## TASK PROMPT:
Reply with nothing except the number of lines that contain the word "سلمة".
--- BEGIN ---
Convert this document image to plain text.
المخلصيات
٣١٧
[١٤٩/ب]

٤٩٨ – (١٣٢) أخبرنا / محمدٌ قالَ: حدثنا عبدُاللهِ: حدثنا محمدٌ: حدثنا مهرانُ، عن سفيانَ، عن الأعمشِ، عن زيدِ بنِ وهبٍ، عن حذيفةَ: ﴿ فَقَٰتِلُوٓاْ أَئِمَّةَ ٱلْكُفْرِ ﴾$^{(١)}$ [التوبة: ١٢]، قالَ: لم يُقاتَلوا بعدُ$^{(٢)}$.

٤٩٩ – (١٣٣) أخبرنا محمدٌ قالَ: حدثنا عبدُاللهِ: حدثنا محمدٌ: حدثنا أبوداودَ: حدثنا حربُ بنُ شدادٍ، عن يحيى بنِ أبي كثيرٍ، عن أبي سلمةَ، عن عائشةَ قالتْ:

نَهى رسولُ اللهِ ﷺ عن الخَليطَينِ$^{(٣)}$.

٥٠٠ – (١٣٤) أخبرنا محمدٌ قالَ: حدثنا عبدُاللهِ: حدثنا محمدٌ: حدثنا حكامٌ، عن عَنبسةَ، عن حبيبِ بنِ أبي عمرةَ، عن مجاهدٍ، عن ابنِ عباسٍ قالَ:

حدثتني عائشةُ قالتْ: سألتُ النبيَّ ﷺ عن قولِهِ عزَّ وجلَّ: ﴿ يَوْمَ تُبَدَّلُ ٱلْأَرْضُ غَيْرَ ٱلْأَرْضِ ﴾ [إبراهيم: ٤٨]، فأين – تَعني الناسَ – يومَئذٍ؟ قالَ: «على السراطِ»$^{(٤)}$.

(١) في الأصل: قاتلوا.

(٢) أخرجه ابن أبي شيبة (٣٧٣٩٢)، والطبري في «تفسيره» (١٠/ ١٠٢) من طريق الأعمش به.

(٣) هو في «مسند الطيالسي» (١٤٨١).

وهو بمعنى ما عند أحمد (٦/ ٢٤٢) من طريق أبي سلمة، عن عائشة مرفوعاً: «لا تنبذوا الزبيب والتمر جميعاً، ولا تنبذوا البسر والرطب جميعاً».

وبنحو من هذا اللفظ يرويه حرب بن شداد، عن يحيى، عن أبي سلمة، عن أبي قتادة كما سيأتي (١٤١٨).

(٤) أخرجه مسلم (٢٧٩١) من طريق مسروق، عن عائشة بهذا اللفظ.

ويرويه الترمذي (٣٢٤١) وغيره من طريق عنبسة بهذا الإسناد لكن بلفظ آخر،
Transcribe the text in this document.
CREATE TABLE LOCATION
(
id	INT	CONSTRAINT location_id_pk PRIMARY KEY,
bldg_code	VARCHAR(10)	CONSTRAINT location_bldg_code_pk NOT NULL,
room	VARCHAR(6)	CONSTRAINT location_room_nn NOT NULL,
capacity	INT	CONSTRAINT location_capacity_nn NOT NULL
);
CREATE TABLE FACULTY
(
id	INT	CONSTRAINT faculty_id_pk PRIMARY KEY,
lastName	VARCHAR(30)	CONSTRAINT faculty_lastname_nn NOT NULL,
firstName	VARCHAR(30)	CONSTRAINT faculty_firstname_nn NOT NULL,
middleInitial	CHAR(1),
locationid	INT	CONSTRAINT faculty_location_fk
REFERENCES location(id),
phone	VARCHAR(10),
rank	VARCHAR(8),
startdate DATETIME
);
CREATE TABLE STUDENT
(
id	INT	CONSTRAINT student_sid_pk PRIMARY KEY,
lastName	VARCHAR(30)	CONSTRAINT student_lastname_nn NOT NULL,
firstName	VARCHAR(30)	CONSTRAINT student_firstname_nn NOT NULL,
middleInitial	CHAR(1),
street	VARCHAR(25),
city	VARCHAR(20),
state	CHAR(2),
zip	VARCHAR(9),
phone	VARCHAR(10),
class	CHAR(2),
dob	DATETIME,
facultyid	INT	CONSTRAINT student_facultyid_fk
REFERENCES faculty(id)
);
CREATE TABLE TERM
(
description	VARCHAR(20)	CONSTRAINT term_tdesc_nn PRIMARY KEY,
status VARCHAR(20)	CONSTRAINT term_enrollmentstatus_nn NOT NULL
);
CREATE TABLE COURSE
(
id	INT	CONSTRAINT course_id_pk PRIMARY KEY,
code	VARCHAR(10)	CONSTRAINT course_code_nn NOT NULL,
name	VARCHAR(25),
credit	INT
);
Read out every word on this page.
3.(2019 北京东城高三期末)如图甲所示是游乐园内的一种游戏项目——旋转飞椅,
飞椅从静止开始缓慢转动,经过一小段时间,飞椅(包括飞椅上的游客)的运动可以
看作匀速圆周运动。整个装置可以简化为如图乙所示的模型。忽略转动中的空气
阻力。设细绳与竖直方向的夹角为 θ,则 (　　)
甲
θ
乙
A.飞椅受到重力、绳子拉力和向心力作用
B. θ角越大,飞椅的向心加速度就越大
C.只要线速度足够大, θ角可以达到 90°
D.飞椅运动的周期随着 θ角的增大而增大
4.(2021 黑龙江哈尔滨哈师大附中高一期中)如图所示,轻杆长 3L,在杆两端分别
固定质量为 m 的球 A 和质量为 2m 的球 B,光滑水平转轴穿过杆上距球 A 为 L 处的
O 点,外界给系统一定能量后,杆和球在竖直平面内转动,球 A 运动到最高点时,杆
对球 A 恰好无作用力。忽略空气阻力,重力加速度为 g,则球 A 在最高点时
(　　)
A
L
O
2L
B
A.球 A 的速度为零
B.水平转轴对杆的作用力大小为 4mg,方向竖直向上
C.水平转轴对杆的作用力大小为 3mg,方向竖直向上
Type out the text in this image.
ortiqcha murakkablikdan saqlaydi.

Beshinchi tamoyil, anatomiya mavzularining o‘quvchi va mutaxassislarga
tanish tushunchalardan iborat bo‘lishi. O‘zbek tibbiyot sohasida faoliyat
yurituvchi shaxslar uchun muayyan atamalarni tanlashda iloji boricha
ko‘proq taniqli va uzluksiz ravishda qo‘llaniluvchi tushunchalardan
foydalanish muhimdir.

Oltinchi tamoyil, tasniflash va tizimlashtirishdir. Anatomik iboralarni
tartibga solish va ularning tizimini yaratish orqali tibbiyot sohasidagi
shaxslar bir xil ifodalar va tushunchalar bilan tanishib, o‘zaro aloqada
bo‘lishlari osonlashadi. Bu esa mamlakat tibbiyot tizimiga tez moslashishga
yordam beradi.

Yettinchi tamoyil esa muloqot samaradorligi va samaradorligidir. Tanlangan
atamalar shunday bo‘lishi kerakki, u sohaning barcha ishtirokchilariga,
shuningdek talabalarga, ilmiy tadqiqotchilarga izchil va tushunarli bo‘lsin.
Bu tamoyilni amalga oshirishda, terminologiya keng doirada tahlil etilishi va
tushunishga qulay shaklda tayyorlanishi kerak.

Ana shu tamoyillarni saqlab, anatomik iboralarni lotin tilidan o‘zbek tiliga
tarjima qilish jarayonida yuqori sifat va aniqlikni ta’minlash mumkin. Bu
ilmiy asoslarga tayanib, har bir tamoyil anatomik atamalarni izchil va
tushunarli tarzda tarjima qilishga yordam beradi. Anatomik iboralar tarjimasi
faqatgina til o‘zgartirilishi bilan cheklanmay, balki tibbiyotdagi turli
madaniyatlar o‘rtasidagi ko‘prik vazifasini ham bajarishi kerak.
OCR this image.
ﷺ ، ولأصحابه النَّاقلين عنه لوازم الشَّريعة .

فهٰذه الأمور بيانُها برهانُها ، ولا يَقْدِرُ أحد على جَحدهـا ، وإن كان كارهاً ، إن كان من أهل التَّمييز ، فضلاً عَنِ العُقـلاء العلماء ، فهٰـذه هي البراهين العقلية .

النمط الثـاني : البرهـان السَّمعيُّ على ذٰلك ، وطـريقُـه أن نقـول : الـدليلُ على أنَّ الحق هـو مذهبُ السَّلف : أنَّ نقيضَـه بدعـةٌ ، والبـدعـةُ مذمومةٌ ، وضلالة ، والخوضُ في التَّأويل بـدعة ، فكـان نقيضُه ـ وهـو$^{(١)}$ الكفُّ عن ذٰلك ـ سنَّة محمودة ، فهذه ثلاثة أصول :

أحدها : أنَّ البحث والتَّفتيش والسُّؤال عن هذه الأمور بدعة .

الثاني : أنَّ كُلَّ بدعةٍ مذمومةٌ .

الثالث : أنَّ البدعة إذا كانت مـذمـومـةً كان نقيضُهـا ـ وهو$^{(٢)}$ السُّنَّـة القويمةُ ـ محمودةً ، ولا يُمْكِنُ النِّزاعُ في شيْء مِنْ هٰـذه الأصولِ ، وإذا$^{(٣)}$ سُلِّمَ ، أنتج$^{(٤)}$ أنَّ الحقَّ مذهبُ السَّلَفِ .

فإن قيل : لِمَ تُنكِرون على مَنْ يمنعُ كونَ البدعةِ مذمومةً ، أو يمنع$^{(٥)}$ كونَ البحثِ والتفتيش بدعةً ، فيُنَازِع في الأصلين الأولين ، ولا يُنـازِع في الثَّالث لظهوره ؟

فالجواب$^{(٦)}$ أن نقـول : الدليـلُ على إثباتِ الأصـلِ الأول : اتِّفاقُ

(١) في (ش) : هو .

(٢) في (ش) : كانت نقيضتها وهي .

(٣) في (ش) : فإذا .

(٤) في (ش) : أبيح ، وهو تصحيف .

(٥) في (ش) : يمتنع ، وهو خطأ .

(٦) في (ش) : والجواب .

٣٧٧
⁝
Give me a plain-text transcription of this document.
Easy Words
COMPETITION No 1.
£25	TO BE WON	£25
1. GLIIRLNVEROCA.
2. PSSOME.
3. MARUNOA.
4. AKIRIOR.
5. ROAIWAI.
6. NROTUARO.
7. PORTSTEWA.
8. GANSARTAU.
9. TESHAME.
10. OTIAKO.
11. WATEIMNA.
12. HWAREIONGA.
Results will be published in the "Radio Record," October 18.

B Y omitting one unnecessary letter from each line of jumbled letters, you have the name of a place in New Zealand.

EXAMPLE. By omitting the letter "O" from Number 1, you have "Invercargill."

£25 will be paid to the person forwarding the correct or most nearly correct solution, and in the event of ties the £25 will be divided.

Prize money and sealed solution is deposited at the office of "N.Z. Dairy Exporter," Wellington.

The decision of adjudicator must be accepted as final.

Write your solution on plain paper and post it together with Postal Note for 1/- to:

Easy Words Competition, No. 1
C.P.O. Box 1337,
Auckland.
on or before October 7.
--- END ---
## TASK RESULT:
3